# SET OF TASKS:
1. List every section heading in the bundle export notes.
2. Output the part of the bundle export notes that begins with "Many-Class Modes" and continues through "an export bundle.".
3. Answer these questions from the bundle export notes:
(a) What value is manifest.inference.many_class_inference_mode currently fixed to?
(b) What default do older v3 bundles that omit preprocessor.missing_value_policy.impute_missing give that field?
(c) In which module does the repo include its reference consumer?

# SELECTED EXTRACT:
====================

Preprocessing Semantics

  • Bundle metadata now records preprocessing policy only. v3 bundles do not persist dataset-specific fitted preprocessing values.
  • Runtime preprocessing is always derived from the incoming support set (x_train, y_train) before applying the model.
  • The bundled preprocessor section is the executable runtime policy surface for the reference consumer, not a cache of export-time train statistics.
  • Task-level sandwich feature_types are runtime request metadata, not bundled preprocessor metadata. run_reference_consumer(..., feature_types=[...]) requires an explicit per-request list for sandwich bundles.
  • Bundles with preprocessor.missing_value_policy.impute_missing=false remain policy-valid, but the reference consumer only executes them when runtime feature inputs are already finite; otherwise it raises instead of returning non-finite predictions.
  • Older v3 bundles that omit preprocessor.missing_value_policy.impute_missing remain readable and default that field to true.
  • manifest_sha256 protects the embedded model, inference, preprocessor, weights, and other top-level v3 manifest metadata against post-export edits.

Many-Class Modes

  • manifest.model.many_class_train_mode configures the training-time branch behavior (path_nll vs full_probs) and is used when reconstructing the model from an export bundle.
  • manifest.inference.many_class_inference_mode is an inference-runtime contract field and is currently fixed to full_probs.

Producer Commands

Export from checkpoint:

tab-foundry export bundle \
  --checkpoint outputs/cls_smoke/checkpoints/best.pt \
  --out-dir outputs/exports/cls_smoke_v3

Validate bundle:

tab-foundry export validate \
  --bundle-dir outputs/exports/cls_smoke_v3

Reference Consumer

This repo includes a reference-only executable consumer in tab_foundry.export.loader_ref.

Scope:

  • dense numeric matrices in
  • persisted checksum and schema validation
  • runtime-derived preprocessing using the support set
  • model-native outputs out (class_probs for classification)

====================

Page layout parsing data:

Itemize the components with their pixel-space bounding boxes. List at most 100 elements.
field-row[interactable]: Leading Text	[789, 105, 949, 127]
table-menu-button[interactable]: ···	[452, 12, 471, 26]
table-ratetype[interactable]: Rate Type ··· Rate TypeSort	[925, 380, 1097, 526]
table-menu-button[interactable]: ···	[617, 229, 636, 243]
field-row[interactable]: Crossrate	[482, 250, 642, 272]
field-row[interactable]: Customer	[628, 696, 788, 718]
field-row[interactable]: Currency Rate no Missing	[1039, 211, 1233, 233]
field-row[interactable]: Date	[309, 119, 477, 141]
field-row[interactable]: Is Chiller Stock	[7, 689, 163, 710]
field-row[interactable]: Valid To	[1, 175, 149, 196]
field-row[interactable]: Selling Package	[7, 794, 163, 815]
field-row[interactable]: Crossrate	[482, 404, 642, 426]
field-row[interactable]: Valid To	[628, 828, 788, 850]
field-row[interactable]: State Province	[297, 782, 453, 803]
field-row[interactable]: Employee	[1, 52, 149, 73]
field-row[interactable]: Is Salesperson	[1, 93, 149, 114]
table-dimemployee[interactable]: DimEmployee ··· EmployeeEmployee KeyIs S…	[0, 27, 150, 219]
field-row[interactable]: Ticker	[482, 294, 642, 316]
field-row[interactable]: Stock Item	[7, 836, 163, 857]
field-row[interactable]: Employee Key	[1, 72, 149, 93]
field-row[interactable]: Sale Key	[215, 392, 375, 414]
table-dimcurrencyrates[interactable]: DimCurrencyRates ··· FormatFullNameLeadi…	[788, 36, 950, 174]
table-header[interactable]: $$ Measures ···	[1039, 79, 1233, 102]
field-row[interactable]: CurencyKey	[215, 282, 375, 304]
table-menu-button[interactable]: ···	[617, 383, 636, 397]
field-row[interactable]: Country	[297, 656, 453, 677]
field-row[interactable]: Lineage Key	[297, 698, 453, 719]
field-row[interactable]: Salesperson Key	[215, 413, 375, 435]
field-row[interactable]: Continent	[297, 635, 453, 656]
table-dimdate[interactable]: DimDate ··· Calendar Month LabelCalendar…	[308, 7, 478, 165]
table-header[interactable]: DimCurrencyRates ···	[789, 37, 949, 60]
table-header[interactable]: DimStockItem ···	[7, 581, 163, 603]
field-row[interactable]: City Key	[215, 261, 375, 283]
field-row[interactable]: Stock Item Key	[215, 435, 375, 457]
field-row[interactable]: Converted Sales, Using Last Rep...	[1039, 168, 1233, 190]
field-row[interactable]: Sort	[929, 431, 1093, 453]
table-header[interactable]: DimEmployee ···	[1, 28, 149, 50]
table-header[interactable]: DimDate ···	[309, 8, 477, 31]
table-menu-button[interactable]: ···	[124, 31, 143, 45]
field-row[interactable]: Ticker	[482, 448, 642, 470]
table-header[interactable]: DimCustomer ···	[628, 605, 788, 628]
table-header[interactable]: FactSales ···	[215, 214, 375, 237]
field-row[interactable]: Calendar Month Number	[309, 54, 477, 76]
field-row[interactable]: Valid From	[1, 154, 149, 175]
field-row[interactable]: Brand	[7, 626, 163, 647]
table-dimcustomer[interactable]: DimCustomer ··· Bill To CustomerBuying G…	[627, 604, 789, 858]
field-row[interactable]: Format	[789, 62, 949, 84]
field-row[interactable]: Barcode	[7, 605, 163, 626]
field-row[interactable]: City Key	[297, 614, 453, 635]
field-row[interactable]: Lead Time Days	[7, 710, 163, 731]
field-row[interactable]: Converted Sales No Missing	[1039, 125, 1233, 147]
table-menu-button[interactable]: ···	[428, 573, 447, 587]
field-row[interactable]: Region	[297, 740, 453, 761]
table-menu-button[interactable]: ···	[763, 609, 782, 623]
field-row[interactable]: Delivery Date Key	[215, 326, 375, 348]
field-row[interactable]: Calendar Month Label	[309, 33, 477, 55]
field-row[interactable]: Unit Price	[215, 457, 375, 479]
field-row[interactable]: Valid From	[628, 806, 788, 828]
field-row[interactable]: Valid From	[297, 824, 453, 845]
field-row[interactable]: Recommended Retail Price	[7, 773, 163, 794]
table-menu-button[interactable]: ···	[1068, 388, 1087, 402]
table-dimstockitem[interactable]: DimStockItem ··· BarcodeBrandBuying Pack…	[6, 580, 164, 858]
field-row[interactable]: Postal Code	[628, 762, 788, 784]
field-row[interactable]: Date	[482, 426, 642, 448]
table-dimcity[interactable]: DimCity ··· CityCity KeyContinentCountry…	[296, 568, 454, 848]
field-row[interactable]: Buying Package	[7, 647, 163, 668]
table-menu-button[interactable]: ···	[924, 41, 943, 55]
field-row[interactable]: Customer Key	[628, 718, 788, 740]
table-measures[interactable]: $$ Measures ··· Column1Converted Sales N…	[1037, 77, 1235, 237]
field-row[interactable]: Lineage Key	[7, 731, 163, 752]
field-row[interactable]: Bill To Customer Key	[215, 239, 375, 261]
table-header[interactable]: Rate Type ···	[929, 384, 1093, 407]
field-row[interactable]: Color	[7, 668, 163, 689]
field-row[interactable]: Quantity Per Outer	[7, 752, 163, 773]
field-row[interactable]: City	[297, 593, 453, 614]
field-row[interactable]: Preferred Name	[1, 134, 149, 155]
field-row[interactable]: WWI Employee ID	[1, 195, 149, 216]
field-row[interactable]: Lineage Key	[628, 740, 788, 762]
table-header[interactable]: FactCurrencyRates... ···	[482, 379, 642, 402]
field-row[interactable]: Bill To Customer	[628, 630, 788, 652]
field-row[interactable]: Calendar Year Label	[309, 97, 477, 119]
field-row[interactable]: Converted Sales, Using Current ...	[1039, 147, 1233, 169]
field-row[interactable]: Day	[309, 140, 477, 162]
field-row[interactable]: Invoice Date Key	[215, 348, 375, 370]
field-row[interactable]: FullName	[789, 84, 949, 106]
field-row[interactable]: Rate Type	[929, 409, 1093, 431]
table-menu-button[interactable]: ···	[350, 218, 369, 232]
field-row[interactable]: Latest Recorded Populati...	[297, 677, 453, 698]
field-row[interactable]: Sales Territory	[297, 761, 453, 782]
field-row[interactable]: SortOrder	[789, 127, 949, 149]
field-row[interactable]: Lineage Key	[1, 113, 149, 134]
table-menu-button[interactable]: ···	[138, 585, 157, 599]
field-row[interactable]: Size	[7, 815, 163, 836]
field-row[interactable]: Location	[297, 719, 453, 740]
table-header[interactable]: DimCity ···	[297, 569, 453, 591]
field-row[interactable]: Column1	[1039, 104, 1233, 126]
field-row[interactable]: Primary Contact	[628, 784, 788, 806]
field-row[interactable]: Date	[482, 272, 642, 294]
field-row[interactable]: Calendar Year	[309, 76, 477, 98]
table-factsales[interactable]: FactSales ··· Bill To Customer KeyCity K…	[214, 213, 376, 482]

====================

# SOLUTIONS IN ORDER:
1.
Preprocessing Semantics
Many-Class Modes
Producer Commands
Reference Consumer

2.
Many-Class Modes

  • manifest.model.many_class_train_mode configures the training-time branch behavior (path_nll vs full_probs) and is used when reconstructing the model from an export bundle.

3.
(a) full_probs
(b) true
(c) tab_foundry.export.loader_ref